==== Text excerpt ====

9. In his skeleton argument prepared for the hearing before Collins J on 18 January 2006, Mr Jon Holbrook on behalf of the local authority had voiced various criticisms of B's Form N461 and specifically drawn attention to the need for properly particularised grounds.

10. He asserted that, contrary to good practice and the requirements of the Civil Procedure Rules, the claim form did not specify any discrete grounds of judicial review, in the sense that there was no simple statement of what the local authority was alleged to have done (or not done) that was unlawful. In relation to the alleged failure to provide appropriate accommodation he complained that in the absence of properly articulated grounds the local authority could only surmise on what basis the claim for judicial review was being advanced. He drew attention to the fact that nothing in B's grounds addressed the fact that the local authority had offered to provide two alternative types of accommodation for B – seemingly they had not been to her liking. He submitted, correctly in my judgment, that the local authority's duty, whatever it might be, was not to provide accommodation of B's choice. He drew attention to and quoted from my judgment in R (P, W, F and G) v Essex County Council [2004] EWHC 2027 (Admin) and submitted, again correctly, that it was not for the court to review the merits of the local authority's decision.

11. Mr Holbrook submitted to Collins J that, although Silber J's order of 13 January 2006 had ordered that the question of permission be adjourned to 6 February 2006, "a further adjournment would merely serve to increase the drain on public funds". He further submitted that the continuation of the proceedings was hampering the local authority's efforts to promote B's welfare. Collins J rejected Mr Holbrook's submission that the claim should be dismissed then and there but commented that the claim would probably need to be amended in any event.

12. On 2 February 2006 the local authority's solicitors wrote to B's solicitors pointing out that the core assessment had now been completed and asserting that in these circumstances "your client should either have withdrawn her application for permission or supplied us with amended grounds." As they said, "This has not been done." The reply from B's solicitors dated 6 February 2006 simply ignored this, though referring to R (J) v Caerphilly County Borough Council [2005] EWHC 586 (Admin), [2005] 2 FLR 860. The local authority's solicitors responded with two letters on 8 February 2006.

13. In their first letter they observed that B's solicitors had failed to respond to the issues referred to in their previous correspondence regarding the ongoing prosecution of the proceedings. In their second letter they said:

"We note that you have still not supplied us with any reasoned grounds for bringing this claim specifying any discrete issues of judicial review. Is it your intention to serve amended grounds in this matter?"

Having inquired why R (J) v Caerphilly County Borough Council [2005] EWHC 586 (Admin), [2005] 2 FLR 860, had been included in the bundle "bearing in mind there is no reference to this authority in your grounds", they continued:

"Once more, we should be most grateful if you would confirm whether or not you intend to supply us with amended grounds to show how the case is relevant in this matter."

==== Data listing ====

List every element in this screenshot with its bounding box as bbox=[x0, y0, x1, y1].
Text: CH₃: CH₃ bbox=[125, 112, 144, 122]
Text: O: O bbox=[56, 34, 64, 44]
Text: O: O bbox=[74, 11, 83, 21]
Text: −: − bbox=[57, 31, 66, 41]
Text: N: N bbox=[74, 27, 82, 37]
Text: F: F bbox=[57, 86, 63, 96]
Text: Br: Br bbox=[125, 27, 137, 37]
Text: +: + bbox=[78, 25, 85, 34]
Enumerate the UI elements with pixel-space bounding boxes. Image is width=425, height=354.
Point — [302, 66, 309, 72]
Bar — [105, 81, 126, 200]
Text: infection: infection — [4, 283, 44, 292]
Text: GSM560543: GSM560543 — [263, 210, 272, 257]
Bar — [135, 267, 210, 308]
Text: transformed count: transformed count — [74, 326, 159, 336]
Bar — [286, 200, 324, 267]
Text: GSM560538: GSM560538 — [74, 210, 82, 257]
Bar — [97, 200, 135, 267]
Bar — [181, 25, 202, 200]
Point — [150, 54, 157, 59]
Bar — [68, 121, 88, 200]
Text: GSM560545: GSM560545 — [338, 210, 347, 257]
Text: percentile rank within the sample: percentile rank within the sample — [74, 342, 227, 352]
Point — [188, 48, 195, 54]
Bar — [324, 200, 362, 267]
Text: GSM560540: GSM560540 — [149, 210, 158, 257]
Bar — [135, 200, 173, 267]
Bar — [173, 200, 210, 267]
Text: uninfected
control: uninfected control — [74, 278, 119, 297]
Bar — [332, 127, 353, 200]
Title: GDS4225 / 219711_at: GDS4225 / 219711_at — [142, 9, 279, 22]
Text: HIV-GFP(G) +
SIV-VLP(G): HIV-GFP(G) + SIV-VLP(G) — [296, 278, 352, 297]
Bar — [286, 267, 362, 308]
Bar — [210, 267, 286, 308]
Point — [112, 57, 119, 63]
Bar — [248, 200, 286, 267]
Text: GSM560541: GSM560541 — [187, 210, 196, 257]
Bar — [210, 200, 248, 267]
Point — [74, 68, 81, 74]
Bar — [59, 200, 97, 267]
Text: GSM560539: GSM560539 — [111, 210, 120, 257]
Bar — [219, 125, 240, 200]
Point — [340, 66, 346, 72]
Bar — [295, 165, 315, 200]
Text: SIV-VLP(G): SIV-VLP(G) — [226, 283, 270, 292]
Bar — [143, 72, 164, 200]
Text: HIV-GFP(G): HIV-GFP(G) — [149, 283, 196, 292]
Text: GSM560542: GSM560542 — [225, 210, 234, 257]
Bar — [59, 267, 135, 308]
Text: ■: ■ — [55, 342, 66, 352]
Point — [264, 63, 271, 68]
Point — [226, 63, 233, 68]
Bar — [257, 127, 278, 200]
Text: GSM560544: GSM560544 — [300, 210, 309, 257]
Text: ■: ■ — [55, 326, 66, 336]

====

_Parts of the exercise:_
1. Reproduce the court judgment word for word, everything from "12. On 2 February" down to "8 February 2006.".
2. Write what comes next in the court judgment, starting right after its final sentence.
The material has no connection to the court judgment.

_Task-by-task outputs:_
1.
12. On 2 February 2006 the local authority's solicitors wrote to B's solicitors pointing out that the core assessment had now been completed and asserting that in these circumstances "your client should either have withdrawn her application for permission or supplied us with amended grounds." As they said, "This has not been done." The reply from B's solicitors dated 6 February 2006 simply ignored this, though referring to R (J) v Caerphilly County Borough Council [2005] EWHC 586 (Admin), [2005] 2 FLR 860. The local authority's solicitors responded with two letters on 8 February 2006.

2.
14. It was in this state of affairs that the matter came before me on 9 February 2006. There were no draft amended grounds, notwithstanding the manifest deficiencies in the original grounds and notwithstanding the even more obvious fact that, with the completion of the core assessment, matters had now on any view moved on. Mr Holbrook repeated the submissions he had put before Collins J on 18 January 2006. His submissions were now fortified by the further developments to which I have already referred: the completion of the core assessment and B's continued failure, despite the local authority's repeated complaints, to take any steps to remedy the deficiencies in her grounds. He submitted that having been put on notice of the need to produce amended grounds, and having failed to do so, B should be afforded no further indulgence. He invited me to refuse permission, discharge Silber J's order and dismiss the proceedings.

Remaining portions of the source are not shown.